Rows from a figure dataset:
━━━━━━━━━━━━━━━━━━━━━━━━━━━━━━

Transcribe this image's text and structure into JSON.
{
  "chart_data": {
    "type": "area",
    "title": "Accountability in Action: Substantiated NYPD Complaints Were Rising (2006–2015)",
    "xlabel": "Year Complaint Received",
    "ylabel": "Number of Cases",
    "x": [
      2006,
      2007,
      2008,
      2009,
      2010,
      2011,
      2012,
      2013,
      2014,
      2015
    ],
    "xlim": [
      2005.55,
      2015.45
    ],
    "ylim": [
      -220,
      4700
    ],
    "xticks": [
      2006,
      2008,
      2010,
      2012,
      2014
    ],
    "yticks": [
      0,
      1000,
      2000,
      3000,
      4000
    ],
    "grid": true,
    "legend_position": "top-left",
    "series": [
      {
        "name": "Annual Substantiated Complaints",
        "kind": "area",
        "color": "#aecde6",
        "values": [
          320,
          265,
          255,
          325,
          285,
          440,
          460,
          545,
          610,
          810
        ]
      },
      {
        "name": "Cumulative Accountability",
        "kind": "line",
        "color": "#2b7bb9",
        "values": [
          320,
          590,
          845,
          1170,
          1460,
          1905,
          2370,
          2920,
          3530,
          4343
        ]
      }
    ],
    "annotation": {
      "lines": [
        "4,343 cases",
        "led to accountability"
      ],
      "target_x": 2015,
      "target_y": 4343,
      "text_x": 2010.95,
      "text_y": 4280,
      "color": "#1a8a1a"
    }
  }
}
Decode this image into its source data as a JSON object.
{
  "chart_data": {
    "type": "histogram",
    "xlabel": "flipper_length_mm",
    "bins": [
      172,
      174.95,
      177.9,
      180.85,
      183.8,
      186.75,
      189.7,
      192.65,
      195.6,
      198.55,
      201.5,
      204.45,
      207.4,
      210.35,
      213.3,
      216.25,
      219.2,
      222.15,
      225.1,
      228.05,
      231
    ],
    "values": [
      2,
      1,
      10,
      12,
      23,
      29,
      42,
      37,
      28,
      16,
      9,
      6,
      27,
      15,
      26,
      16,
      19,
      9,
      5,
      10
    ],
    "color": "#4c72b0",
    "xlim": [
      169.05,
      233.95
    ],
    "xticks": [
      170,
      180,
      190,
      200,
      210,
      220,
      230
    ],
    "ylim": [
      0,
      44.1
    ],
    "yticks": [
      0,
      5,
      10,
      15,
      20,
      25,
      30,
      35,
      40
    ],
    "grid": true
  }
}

━━━━━━━━━━━━━━━━━━━━━━━━━━━━━━

- DIRECTION -
Extract all of the data above and output it character for character.

- ANSWER TO THIS TASK -
Transcribe this image's text and structure into JSON.
{
  "chart_data": {
    "type": "area",
    "title": "Accountability in Action: Substantiated NYPD Complaints Were Rising (2006–2015)",
    "xlabel": "Year Complaint Received",
    "ylabel": "Number of Cases",
    "x": [
      2006,
      2007,
      2008,
      2009,
      2010,
      2011,
      2012,
      2013,
      2014,
      2015
    ],
    "xlim": [
      2005.55,
      2015.45
    ],
    "ylim": [
      -220,
      4700
    ],
    "xticks": [
      2006,
      2008,
      2010,
      2012,
      2014
    ],
    "yticks": [
      0,
      1000,
      2000,
      3000,
      4000
    ],
    "grid": true,
    "legend_position": "top-left",
    "series": [
      {
        "name": "Annual Substantiated Complaints",
        "kind": "area",
        "color": "#aecde6",
        "values": [
          320,
          265,
          255,
          325,
          285,
          440,
          460,
          545,
          610,
          810
        ]
      },
      {
        "name": "Cumulative Accountability",
        "kind": "line",
        "color": "#2b7bb9",
        "values": [
          320,
          590,
          845,
          1170,
          1460,
          1905,
          2370,
          2920,
          3530,
          4343
        ]
      }
    ],
    "annotation": {
      "lines": [
        "4,343 cases",
        "led to accountability"
      ],
      "target_x": 2015,
      "target_y": 4343,
      "text_x": 2010.95,
      "text_y": 4280,
      "color": "#1a8a1a"
    }
  }
}
Decode this image into its source data as a JSON object.
{
  "chart_data": {
    "type": "histogram",
    "xlabel": "flipper_length_mm",
    "bins": [
      172,
      174.95,
      177.9,
      180.85,
      183.8,
      186.75,
      189.7,
      192.65,
      195.6,
      198.55,
      201.5,
      204.45,
      207.4,
      210.35,
      213.3,
      216.25,
      219.2,
      222.15,
      225.1,
      228.05,
      231
    ],
    "values": [
      2,
      1,
      10,
      12,
      23,
      29,
      42,
      37,
      28,
      16,
      9,
      6,
      27,
      15,
      26,
      16,
      19,
      9,
      5,
      10
    ],
    "color": "#4c72b0",
    "xlim": [
      169.05,
      233.95
    ],
    "xticks": [
      170,
      180,
      190,
      200,
      210,
      220,
      230
    ],
    "ylim": [
      0,
      44.1
    ],
    "yticks": [
      0,
      5,
      10,
      15,
      20,
      25,
      30,
      35,
      40
    ],
    "grid": true
  }
}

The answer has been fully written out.